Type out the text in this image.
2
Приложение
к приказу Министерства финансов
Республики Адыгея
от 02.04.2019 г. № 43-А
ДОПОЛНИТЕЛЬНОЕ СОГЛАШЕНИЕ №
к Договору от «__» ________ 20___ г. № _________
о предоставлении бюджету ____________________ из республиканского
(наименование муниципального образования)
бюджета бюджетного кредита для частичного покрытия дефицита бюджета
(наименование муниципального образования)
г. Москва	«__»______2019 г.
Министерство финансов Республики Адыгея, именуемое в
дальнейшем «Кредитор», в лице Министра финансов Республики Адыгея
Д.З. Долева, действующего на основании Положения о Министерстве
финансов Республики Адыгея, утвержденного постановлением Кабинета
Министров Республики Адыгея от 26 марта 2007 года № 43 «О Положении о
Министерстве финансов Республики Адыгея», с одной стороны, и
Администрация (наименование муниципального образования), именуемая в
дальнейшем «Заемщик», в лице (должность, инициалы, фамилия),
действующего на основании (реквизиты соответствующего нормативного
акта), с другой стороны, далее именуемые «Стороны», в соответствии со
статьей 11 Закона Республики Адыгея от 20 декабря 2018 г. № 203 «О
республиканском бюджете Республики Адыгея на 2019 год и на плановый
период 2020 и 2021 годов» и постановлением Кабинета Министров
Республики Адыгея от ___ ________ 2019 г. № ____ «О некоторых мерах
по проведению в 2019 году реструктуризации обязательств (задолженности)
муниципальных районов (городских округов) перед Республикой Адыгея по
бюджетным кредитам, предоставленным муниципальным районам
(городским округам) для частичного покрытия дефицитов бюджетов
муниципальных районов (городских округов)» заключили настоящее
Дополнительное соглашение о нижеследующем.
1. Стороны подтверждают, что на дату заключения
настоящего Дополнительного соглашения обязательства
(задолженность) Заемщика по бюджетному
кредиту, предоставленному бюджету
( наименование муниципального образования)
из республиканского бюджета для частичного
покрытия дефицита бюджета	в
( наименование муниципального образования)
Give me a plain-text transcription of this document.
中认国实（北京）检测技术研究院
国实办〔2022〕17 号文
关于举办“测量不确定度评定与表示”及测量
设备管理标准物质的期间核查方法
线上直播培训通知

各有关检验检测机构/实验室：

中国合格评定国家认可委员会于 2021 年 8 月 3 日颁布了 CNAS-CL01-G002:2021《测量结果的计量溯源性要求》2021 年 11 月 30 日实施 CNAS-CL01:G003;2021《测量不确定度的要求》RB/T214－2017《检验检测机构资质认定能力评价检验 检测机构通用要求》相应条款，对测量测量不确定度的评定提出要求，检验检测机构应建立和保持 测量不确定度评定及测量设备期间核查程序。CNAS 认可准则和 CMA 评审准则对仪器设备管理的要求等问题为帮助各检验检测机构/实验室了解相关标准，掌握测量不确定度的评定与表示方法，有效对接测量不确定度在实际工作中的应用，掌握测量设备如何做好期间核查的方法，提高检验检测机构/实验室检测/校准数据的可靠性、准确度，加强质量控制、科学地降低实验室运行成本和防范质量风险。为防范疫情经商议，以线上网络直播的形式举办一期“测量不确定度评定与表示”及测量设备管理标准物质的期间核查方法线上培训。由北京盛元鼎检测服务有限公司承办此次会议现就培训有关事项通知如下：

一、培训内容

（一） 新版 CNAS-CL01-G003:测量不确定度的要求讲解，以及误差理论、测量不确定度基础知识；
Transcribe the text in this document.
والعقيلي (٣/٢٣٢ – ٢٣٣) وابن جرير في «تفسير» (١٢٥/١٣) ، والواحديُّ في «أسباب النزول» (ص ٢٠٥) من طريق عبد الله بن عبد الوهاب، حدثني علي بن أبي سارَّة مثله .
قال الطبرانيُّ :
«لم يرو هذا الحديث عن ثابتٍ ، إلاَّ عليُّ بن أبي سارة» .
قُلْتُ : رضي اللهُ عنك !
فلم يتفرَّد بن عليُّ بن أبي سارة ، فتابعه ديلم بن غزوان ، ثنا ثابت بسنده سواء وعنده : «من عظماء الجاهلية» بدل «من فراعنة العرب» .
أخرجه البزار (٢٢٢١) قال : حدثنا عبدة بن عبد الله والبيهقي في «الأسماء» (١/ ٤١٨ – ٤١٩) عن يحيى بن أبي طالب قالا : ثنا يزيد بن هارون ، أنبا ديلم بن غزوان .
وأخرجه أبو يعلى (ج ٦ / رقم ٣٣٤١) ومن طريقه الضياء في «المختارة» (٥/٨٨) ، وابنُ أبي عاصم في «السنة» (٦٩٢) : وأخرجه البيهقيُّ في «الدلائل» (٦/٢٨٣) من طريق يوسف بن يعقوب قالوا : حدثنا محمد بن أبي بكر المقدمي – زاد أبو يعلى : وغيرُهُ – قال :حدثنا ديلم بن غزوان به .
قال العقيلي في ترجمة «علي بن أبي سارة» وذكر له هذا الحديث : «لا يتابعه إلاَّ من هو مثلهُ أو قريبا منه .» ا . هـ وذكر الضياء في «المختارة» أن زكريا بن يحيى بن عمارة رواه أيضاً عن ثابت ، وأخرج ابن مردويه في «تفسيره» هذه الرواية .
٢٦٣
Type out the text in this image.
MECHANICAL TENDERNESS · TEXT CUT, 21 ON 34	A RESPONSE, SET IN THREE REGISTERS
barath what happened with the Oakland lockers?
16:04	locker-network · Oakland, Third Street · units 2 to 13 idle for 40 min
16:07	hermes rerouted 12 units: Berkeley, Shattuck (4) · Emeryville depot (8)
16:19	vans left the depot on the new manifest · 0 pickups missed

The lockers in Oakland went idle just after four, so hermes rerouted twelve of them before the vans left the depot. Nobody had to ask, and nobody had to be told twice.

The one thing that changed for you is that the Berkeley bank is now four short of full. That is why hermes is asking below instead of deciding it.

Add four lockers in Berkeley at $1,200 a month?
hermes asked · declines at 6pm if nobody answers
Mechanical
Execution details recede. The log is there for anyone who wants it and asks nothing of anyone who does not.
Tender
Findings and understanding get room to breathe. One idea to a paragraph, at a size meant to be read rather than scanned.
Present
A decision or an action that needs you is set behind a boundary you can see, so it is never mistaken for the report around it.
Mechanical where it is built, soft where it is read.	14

* _WRITTEN EXERCISE_: Transcribe every entry word for word.

* _RESULT_:
Type out the text in this image.
2
Приложение
к приказу Министерства финансов
Республики Адыгея
от 02.04.2019 г. № 43-А
ДОПОЛНИТЕЛЬНОЕ СОГЛАШЕНИЕ №
к Договору от «__» ________ 20___ г. № _________
о предоставлении бюджету ____________________ из республиканского
(наименование муниципального образования)
бюджета бюджетного кредита для частичного покрытия дефицита бюджета
(наименование муниципального образования)
г. Москва	«__»______2019 г.
Министерство финансов Республики Адыгея, именуемое в
дальнейшем «Кредитор», в лице Министра финансов Республики Адыгея
Д.З. Долева, действующего на основании Положения о Министерстве
финансов Республики Адыгея, утвержденного постановлением Кабинета
Министров Республики Адыгея от 26 марта 2007 года № 43 «О Положении о
Министерстве финансов Республики Адыгея», с одной стороны, и
Администрация (наименование муниципального образования), именуемая в
дальнейшем «Заемщик», в лице (должность, инициалы, фамилия),
действующего на основании (реквизиты соответствующего нормативного
акта), с другой стороны, далее именуемые «Стороны», в соответствии со
статьей 11 Закона Республики Адыгея от 20 декабря 2018 г. № 203 «О
республиканском бюджете Республики Адыгея на 2019 год и на плановый
период 2020 и 2021 годов» и постановлением Кабинета Министров
Республики Адыгея от ___ ________ 2019 г. № ____ «О некоторых мерах
по проведению в 2019 году реструктуризации обязательств (задолженности)
муниципальных районов (городских округов) перед Республикой Адыгея по
бюджетным кредитам, предоставленным муниципальным районам
(городским округам) для частичного покрытия дефицитов бюджетов
муниципальных районов (городских округов)» заключили настоящее
Дополнительное соглашение о нижеследующем.
1. Стороны подтверждают, что на дату заключения
настоящего Дополнительного соглашения обязательства
(задолженность) Заемщика по бюджетному
кредиту, предоставленному бюджету
( наименование муниципального образования)
из республиканского бюджета для частичного
покрытия дефицита бюджета	в
( наименование муниципального образования)
Give me a plain-text transcription of this document.
中认国实（北京）检测技术研究院
国实办〔2022〕17 号文
关于举办“测量不确定度评定与表示”及测量
设备管理标准物质的期间核查方法
线上直播培训通知

各有关检验检测机构/实验室：

中国合格评定国家认可委员会于 2021 年 8 月 3 日颁布了 CNAS-CL01-G002:2021《测量结果的计量溯源性要求》2021 年 11 月 30 日实施 CNAS-CL01:G003;2021《测量不确定度的要求》RB/T214－2017《检验检测机构资质认定能力评价检验 检测机构通用要求》相应条款，对测量测量不确定度的评定提出要求，检验检测机构应建立和保持 测量不确定度评定及测量设备期间核查程序。CNAS 认可准则和 CMA 评审准则对仪器设备管理的要求等问题为帮助各检验检测机构/实验室了解相关标准，掌握测量不确定度的评定与表示方法，有效对接测量不确定度在实际工作中的应用，掌握测量设备如何做好期间核查的方法，提高检验检测机构/实验室检测/校准数据的可靠性、准确度，加强质量控制、科学地降低实验室运行成本和防范质量风险。为防范疫情经商议，以线上网络直播的形式举办一期“测量不确定度评定与表示”及测量设备管理标准物质的期间核查方法线上培训。由北京盛元鼎检测服务有限公司承办此次会议现就培训有关事项通知如下：

一、培训内容

（一） 新版 CNAS-CL01-G003:测量不确定度的要求讲解，以及误差理论、测量不确定度基础知识；
Transcribe the text in this document.
والعقيلي (٣/٢٣٢ – ٢٣٣) وابن جرير في «تفسير» (١٢٥/١٣) ، والواحديُّ في «أسباب النزول» (ص ٢٠٥) من طريق عبد الله بن عبد الوهاب، حدثني علي بن أبي سارَّة مثله .
قال الطبرانيُّ :
«لم يرو هذا الحديث عن ثابتٍ ، إلاَّ عليُّ بن أبي سارة» .
قُلْتُ : رضي اللهُ عنك !
فلم يتفرَّد بن عليُّ بن أبي سارة ، فتابعه ديلم بن غزوان ، ثنا ثابت بسنده سواء وعنده : «من عظماء الجاهلية» بدل «من فراعنة العرب» .
أخرجه البزار (٢٢٢١) قال : حدثنا عبدة بن عبد الله والبيهقي في «الأسماء» (١/ ٤١٨ – ٤١٩) عن يحيى بن أبي طالب قالا : ثنا يزيد بن هارون ، أنبا ديلم بن غزوان .
وأخرجه أبو يعلى (ج ٦ / رقم ٣٣٤١) ومن طريقه الضياء في «المختارة» (٥/٨٨) ، وابنُ أبي عاصم في «السنة» (٦٩٢) : وأخرجه البيهقيُّ في «الدلائل» (٦/٢٨٣) من طريق يوسف بن يعقوب قالوا : حدثنا محمد بن أبي بكر المقدمي – زاد أبو يعلى : وغيرُهُ – قال :حدثنا ديلم بن غزوان به .
قال العقيلي في ترجمة «علي بن أبي سارة» وذكر له هذا الحديث : «لا يتابعه إلاَّ من هو مثلهُ أو قريبا منه .» ا . هـ وذكر الضياء في «المختارة» أن زكريا بن يحيى بن عمارة رواه أيضاً عن ثابت ، وأخرج ابن مردويه في «تفسيره» هذه الرواية .
٢٦٣
Type out the text in this image.
MECHANICAL TENDERNESS · TEXT CUT, 21 ON 34	A RESPONSE, SET IN THREE REGISTERS
barath what happened with the Oakland lockers?
16:04	locker-network · Oakland, Third Street · units 2 to 13 idle for 40 min
16:07	hermes rerouted 12 units: Berkeley, Shattuck (4) · Emeryville depot (8)
16:19	vans left the depot on the new manifest · 0 pickups missed

The lockers in Oakland went idle just after four, so hermes rerouted twelve of them before the vans left the depot. Nobody had to ask, and nobody had to be told twice.

The one thing that changed for you is that the Berkeley bank is now four short of full. That is why hermes is asking below instead of deciding it.

Add four lockers in Berkeley at $1,200 a month?
hermes asked · declines at 6pm if nobody answers
Mechanical
Execution details recede. The log is there for anyone who wants it and asks nothing of anyone who does not.
Tender
Findings and understanding get room to breathe. One idea to a paragraph, at a size meant to be read rather than scanned.
Present
A decision or an action that needs you is set behind a boundary you can see, so it is never mistaken for the report around it.
Mechanical where it is built, soft where it is read.	14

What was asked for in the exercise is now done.